* **DATA SHOWN**
>> start
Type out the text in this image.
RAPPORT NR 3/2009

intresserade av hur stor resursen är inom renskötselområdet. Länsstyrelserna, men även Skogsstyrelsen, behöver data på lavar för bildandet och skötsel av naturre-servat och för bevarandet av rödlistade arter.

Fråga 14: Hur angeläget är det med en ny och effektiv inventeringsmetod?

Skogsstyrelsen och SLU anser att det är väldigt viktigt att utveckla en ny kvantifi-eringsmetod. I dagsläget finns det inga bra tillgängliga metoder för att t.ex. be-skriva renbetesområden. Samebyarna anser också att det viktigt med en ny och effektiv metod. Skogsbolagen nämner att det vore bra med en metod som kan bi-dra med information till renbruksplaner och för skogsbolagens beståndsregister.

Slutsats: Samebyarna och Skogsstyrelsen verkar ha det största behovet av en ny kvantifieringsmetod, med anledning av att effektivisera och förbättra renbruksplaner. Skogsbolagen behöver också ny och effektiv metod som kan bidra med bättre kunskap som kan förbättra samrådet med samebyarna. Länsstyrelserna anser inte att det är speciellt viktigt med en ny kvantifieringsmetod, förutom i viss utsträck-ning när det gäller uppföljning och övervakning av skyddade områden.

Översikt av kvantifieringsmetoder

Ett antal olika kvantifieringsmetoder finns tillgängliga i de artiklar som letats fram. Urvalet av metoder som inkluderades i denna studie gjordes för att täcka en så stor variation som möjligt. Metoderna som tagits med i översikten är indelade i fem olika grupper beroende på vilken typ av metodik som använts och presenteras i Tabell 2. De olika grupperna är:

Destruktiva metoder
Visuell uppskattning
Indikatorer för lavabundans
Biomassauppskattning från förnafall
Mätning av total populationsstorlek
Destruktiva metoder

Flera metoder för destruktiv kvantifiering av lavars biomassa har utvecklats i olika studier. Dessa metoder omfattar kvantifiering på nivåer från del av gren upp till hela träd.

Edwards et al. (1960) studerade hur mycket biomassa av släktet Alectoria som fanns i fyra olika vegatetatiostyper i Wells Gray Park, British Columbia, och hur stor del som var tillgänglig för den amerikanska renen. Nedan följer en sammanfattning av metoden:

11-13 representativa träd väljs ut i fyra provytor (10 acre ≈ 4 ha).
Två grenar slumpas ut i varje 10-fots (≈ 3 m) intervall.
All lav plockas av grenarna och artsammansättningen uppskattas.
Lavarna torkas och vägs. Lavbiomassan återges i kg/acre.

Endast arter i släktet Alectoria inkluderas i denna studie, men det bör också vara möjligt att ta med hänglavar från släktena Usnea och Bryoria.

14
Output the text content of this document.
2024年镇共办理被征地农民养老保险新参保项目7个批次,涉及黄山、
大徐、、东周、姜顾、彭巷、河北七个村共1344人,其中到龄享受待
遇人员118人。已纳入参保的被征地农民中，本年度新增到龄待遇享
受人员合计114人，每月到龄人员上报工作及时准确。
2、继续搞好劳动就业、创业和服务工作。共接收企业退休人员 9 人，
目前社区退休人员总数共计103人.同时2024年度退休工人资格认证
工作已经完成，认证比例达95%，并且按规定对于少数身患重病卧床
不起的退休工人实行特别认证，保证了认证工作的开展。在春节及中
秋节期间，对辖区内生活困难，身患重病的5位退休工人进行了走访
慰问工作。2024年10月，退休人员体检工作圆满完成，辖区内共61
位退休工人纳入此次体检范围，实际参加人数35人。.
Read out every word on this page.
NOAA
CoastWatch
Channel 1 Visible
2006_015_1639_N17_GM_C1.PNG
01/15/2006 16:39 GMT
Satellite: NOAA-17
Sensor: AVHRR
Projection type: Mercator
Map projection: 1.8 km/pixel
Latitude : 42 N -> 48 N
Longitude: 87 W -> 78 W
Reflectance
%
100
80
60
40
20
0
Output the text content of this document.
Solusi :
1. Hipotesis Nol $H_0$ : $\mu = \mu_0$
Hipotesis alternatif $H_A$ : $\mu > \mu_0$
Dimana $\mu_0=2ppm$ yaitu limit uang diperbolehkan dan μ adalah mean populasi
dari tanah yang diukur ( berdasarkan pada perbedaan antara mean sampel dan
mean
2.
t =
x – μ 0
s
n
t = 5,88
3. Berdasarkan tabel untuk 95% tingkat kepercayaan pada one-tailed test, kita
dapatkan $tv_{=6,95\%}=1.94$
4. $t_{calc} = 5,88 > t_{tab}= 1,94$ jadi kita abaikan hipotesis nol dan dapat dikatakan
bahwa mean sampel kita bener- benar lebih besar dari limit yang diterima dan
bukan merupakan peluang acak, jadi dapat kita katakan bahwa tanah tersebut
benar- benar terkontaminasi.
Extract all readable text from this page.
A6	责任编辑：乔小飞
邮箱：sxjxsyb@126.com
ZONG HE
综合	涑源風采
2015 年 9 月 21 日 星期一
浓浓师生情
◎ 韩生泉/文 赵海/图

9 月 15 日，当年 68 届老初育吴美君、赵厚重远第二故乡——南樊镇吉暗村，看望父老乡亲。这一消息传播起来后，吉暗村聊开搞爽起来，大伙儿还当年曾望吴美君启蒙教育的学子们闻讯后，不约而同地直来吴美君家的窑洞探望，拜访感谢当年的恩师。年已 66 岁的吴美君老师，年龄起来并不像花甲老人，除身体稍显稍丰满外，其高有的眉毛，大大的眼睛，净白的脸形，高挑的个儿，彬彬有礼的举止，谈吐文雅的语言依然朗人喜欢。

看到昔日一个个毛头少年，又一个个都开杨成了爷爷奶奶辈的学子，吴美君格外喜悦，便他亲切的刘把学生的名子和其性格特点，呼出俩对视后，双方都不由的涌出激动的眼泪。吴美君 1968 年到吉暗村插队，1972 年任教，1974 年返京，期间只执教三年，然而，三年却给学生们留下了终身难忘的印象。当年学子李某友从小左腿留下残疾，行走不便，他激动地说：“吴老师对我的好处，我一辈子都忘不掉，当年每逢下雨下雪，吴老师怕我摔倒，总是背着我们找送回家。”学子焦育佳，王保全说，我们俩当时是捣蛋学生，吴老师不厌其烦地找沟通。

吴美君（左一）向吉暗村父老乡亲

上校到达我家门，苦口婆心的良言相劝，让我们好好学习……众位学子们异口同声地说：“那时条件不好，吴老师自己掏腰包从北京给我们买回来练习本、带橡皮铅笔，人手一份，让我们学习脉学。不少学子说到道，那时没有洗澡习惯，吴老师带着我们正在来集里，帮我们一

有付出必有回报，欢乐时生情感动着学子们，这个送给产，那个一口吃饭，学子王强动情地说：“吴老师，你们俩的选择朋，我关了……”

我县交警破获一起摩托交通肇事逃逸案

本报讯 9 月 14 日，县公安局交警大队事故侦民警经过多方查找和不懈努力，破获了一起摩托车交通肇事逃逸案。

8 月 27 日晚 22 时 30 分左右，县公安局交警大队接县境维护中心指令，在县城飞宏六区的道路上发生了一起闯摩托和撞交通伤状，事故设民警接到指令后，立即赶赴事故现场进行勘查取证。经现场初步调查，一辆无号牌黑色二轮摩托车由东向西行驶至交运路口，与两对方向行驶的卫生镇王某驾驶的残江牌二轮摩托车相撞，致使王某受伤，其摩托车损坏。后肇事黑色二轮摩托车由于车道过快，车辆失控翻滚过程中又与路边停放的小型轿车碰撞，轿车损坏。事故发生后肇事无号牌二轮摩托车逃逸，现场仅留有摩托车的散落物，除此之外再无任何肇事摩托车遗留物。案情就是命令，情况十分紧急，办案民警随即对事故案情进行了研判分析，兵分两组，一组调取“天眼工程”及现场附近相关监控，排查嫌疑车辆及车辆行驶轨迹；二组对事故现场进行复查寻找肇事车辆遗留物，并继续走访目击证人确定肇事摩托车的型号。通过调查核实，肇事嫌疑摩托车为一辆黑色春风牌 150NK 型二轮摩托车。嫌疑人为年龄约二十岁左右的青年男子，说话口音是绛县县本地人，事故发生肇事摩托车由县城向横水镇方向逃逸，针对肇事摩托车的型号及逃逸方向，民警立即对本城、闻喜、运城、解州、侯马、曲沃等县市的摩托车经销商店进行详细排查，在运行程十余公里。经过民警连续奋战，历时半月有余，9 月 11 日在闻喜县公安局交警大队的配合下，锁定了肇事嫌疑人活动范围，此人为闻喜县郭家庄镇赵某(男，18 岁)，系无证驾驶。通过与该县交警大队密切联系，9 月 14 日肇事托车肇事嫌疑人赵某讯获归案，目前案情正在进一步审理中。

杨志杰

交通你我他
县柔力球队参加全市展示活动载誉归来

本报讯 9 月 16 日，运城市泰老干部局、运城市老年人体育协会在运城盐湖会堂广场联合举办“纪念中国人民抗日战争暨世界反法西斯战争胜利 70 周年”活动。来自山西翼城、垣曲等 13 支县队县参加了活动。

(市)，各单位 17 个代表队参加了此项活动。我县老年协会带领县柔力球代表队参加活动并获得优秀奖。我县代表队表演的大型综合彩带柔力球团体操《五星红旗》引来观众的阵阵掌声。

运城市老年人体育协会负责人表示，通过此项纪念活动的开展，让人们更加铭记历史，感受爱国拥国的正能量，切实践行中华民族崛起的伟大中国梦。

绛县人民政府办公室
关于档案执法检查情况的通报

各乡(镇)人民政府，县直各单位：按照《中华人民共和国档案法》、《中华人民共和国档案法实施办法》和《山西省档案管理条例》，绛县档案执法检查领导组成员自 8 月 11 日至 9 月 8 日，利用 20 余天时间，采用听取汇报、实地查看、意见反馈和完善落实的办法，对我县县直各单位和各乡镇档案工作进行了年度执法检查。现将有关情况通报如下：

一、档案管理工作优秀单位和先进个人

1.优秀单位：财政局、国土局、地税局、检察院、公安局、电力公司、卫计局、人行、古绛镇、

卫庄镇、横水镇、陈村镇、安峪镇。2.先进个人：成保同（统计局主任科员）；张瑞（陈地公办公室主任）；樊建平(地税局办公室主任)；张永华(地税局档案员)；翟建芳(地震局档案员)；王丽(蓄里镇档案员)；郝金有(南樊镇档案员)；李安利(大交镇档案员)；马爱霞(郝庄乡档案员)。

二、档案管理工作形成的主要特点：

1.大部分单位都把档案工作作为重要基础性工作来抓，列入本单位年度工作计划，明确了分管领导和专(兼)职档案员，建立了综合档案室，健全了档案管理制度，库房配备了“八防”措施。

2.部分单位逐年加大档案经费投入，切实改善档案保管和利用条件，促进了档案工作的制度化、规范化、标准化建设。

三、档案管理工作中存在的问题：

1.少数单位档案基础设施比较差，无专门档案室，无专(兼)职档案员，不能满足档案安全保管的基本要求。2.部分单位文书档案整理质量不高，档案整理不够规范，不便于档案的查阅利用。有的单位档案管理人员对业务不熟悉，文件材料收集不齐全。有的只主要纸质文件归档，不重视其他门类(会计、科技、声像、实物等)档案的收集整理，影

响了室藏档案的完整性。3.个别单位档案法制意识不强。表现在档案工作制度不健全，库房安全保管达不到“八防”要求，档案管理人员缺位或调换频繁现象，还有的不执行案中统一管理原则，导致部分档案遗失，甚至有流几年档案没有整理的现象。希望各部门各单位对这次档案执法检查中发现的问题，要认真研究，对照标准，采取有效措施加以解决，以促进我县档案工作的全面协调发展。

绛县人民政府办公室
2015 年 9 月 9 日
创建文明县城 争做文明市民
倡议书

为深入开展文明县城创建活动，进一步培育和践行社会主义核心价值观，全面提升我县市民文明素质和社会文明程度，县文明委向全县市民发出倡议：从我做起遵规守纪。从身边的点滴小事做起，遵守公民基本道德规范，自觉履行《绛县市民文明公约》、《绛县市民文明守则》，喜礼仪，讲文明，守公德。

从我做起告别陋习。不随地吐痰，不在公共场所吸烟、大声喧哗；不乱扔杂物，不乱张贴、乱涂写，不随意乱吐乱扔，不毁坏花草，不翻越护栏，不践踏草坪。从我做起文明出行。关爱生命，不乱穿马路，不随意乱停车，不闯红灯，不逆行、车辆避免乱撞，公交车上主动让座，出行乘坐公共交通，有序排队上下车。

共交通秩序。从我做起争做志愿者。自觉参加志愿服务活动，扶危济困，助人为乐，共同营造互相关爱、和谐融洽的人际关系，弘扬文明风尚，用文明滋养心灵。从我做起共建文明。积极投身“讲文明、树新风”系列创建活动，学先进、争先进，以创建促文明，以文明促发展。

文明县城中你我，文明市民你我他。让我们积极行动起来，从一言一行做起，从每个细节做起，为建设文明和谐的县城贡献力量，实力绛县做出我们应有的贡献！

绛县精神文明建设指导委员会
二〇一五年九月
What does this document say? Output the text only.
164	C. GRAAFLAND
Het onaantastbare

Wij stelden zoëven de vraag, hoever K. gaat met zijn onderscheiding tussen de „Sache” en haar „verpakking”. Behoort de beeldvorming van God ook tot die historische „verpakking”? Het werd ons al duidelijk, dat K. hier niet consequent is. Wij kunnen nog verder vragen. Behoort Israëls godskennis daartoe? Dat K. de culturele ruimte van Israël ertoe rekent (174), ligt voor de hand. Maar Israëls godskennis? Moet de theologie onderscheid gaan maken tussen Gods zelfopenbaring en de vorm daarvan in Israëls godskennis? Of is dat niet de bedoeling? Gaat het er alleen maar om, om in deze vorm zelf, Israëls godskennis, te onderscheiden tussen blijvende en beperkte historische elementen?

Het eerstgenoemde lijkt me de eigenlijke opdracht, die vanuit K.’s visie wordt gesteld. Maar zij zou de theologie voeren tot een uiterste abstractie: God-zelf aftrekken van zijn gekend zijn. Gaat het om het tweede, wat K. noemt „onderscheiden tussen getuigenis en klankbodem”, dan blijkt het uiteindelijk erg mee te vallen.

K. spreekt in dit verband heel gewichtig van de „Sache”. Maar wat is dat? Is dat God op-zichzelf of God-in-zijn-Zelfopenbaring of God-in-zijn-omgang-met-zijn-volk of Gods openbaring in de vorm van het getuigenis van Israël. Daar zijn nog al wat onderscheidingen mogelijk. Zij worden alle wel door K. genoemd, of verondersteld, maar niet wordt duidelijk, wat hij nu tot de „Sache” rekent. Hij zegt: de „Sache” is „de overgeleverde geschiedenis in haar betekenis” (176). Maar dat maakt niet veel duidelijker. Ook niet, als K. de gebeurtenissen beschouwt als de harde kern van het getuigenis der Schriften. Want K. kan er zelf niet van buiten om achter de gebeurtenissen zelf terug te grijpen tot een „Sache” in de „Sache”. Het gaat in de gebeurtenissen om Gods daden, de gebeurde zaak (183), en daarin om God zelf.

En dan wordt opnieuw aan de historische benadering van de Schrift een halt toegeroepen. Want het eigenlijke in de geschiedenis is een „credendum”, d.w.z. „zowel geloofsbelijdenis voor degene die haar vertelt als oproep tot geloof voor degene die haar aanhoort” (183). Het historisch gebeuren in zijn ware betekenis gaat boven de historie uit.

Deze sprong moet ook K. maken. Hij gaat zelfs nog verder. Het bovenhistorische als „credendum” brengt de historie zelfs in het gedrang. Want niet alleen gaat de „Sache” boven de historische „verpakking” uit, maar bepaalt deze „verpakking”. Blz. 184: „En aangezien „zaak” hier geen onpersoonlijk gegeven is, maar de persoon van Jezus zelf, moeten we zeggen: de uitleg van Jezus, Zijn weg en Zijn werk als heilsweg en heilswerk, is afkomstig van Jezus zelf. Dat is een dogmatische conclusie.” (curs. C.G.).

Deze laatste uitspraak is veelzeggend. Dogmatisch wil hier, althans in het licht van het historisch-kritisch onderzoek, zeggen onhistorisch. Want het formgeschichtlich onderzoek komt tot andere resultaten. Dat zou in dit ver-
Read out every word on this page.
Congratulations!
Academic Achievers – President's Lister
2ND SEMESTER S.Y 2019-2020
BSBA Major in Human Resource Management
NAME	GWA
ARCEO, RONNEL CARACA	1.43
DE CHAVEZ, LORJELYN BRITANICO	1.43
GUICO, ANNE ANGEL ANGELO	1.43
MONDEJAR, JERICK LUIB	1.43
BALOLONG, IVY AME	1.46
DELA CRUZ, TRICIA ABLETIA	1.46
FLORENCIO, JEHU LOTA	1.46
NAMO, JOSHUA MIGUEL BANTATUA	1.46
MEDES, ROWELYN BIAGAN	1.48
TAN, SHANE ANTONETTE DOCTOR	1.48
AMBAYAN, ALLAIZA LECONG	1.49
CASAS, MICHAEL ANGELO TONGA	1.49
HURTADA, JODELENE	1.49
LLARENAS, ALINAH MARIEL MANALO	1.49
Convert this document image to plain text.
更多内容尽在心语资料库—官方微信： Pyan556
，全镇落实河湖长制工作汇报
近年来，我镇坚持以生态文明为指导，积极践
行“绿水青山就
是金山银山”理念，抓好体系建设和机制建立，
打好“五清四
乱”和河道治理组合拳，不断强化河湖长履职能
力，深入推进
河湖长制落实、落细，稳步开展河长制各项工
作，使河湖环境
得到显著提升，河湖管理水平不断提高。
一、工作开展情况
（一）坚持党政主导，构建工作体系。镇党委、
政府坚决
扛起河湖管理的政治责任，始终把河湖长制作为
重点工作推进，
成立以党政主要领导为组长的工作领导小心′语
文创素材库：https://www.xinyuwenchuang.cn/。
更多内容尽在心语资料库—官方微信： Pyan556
>> end
Look through the entries above and list every line containing "mean".

* **ANSWER TO THE EXERCISE**
Dimana $\mu_0=2ppm$ yaitu limit uang diperbolehkan dan μ adalah mean populasi
dari tanah yang diukur ( berdasarkan pada perbedaan antara mean sampel dan
mean
bahwa mean sampel kita bener- benar lebih besar dari limit yang diterima dan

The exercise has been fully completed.